INSTRUCTIONS FOR THE TASK: The records below need retyping in full; give them again exactly.

PROVIDED RECORDS:
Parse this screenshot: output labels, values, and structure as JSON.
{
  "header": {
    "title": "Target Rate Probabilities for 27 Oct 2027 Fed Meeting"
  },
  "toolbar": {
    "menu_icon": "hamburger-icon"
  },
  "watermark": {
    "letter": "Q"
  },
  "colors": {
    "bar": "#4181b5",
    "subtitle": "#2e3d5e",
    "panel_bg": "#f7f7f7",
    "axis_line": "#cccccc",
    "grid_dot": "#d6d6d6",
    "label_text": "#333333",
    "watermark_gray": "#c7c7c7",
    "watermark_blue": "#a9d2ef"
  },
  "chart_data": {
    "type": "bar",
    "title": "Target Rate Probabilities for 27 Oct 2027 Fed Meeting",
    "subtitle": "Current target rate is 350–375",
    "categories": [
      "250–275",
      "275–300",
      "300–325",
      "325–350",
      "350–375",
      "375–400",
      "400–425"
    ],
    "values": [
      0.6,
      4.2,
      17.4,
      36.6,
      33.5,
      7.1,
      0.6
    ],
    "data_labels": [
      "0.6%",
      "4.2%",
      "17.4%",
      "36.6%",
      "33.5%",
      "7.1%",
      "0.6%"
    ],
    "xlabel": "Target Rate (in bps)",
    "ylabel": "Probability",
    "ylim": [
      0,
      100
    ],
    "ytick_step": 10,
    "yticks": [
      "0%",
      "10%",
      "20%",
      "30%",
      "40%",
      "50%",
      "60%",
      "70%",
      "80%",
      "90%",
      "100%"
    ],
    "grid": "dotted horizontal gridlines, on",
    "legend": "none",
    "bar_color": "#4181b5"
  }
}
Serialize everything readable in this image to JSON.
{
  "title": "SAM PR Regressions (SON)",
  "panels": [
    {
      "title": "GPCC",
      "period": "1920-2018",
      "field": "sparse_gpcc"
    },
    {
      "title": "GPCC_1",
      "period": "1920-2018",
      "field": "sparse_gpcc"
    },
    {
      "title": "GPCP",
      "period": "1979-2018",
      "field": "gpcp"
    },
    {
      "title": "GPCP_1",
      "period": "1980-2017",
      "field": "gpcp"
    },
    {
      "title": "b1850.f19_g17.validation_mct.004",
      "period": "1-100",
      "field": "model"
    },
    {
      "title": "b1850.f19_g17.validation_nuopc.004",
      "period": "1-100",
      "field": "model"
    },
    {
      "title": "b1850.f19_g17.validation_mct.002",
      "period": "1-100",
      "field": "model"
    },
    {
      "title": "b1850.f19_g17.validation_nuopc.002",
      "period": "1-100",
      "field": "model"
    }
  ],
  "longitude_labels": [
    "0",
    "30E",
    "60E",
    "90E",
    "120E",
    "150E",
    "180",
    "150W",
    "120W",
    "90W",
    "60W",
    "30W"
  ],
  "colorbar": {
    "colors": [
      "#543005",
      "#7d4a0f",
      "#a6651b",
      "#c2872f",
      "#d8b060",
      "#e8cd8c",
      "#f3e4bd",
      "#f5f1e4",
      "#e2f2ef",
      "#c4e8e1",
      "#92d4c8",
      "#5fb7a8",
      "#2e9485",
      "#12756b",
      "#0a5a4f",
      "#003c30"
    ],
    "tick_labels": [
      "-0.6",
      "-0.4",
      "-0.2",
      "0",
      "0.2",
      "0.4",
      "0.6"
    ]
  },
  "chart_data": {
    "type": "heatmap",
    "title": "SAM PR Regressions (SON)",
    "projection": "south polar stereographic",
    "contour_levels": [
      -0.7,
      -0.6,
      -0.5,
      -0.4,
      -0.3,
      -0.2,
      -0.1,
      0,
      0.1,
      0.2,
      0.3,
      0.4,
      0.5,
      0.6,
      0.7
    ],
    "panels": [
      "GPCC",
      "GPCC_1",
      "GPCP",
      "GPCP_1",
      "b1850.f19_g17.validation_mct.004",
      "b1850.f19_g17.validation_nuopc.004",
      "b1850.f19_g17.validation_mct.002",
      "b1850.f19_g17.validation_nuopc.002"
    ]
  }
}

ANSWER TO THE TASK:
Parse this screenshot: output labels, values, and structure as JSON.
{
  "header": {
    "title": "Target Rate Probabilities for 27 Oct 2027 Fed Meeting"
  },
  "toolbar": {
    "menu_icon": "hamburger-icon"
  },
  "watermark": {
    "letter": "Q"
  },
  "colors": {
    "bar": "#4181b5",
    "subtitle": "#2e3d5e",
    "panel_bg": "#f7f7f7",
    "axis_line": "#cccccc",
    "grid_dot": "#d6d6d6",
    "label_text": "#333333",
    "watermark_gray": "#c7c7c7",
    "watermark_blue": "#a9d2ef"
  },
  "chart_data": {
    "type": "bar",
    "title": "Target Rate Probabilities for 27 Oct 2027 Fed Meeting",
    "subtitle": "Current target rate is 350–375",
    "categories": [
      "250–275",
      "275–300",
      "300–325",
      "325–350",
      "350–375",
      "375–400",
      "400–425"
    ],
    "values": [
      0.6,
      4.2,
      17.4,
      36.6,
      33.5,
      7.1,
      0.6
    ],
    "data_labels": [
      "0.6%",
      "4.2%",
      "17.4%",
      "36.6%",
      "33.5%",
      "7.1%",
      "0.6%"
    ],
    "xlabel": "Target Rate (in bps)",
    "ylabel": "Probability",
    "ylim": [
      0,
      100
    ],
    "ytick_step": 10,
    "yticks": [
      "0%",
      "10%",
      "20%",
      "30%",
      "40%",
      "50%",
      "60%",
      "70%",
      "80%",
      "90%",
      "100%"
    ],
    "grid": "dotted horizontal gridlines, on",
    "legend": "none",
    "bar_color": "#4181b5"
  }
}
Serialize everything readable in this image to JSON.
{
  "title": "SAM PR Regressions (SON)",
  "panels": [
    {
      "title": "GPCC",
      "period": "1920-2018",
      "field": "sparse_gpcc"
    },
    {
      "title": "GPCC_1",
      "period": "1920-2018",
      "field": "sparse_gpcc"
    },
    {
      "title": "GPCP",
      "period": "1979-2018",
      "field": "gpcp"
    },
    {
      "title": "GPCP_1",
      "period": "1980-2017",
      "field": "gpcp"
    },
    {
      "title": "b1850.f19_g17.validation_mct.004",
      "period": "1-100",
      "field": "model"
    },
    {
      "title": "b1850.f19_g17.validation_nuopc.004",
      "period": "1-100",
      "field": "model"
    },
    {
      "title": "b1850.f19_g17.validation_mct.002",
      "period": "1-100",
      "field": "model"
    },
    {
      "title": "b1850.f19_g17.validation_nuopc.002",
      "period": "1-100",
      "field": "model"
    }
  ],
  "longitude_labels": [
    "0",
    "30E",
    "60E",
    "90E",
    "120E",
    "150E",
    "180",
    "150W",
    "120W",
    "90W",
    "60W",
    "30W"
  ],
  "colorbar": {
    "colors": [
      "#543005",
      "#7d4a0f",
      "#a6651b",
      "#c2872f",
      "#d8b060",
      "#e8cd8c",
      "#f3e4bd",
      "#f5f1e4",
      "#e2f2ef",
      "#c4e8e1",
      "#92d4c8",
      "#5fb7a8",
      "#2e9485",
      "#12756b",
      "#0a5a4f",
      "#003c30"
    ],
    "tick_labels": [
      "-0.6",
      "-0.4",
      "-0.2",
      "0",
      "0.2",
      "0.4",
      "0.6"
    ]
  },
  "chart_data": {
    "type": "heatmap",
    "title": "SAM PR Regressions (SON)",
    "projection": "south polar stereographic",
    "contour_levels": [
      -0.7,
      -0.6,
      -0.5,
      -0.4,
      -0.3,
      -0.2,
      -0.1,
      0,
      0.1,
      0.2,
      0.3,
      0.4,
      0.5,
      0.6,
      0.7
    ],
    "panels": [
      "GPCC",
      "GPCC_1",
      "GPCP",
      "GPCP_1",
      "b1850.f19_g17.validation_mct.004",
      "b1850.f19_g17.validation_nuopc.004",
      "b1850.f19_g17.validation_mct.002",
      "b1850.f19_g17.validation_nuopc.002"
    ]
  }
}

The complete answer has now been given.